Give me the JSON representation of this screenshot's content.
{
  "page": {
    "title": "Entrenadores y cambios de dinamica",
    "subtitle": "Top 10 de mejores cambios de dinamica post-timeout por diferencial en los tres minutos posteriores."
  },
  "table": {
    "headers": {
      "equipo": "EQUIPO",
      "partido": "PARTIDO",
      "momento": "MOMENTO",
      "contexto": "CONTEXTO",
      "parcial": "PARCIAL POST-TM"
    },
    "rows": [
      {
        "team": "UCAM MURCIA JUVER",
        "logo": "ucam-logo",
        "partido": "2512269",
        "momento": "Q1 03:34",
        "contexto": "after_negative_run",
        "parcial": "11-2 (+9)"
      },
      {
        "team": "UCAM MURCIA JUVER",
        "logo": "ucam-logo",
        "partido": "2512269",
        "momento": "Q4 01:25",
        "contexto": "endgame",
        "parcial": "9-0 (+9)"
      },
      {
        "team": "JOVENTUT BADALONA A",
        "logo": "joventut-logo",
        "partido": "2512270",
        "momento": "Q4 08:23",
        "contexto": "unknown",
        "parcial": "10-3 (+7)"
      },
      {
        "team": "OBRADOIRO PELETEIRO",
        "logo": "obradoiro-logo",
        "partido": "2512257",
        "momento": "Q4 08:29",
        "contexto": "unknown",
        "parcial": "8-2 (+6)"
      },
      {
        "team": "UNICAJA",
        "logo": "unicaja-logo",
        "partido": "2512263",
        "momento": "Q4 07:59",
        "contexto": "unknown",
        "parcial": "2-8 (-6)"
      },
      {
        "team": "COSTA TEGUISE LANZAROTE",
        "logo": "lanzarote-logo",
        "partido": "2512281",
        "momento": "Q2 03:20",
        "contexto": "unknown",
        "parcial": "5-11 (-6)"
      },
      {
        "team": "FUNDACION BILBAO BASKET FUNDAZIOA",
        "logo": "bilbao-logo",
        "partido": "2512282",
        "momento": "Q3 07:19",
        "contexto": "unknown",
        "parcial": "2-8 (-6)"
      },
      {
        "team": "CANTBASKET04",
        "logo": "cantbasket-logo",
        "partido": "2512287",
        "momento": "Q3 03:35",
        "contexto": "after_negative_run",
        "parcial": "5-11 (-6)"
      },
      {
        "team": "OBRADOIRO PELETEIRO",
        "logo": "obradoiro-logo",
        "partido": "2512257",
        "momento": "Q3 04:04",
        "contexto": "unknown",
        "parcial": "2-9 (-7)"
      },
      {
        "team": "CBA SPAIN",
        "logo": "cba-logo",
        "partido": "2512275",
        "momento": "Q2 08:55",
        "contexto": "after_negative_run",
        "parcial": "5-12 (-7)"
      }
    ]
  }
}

__________

**Short problem:** Your reply is one number: how many lines of the records above contain the word "momento".

**Answer for this exercise:** 11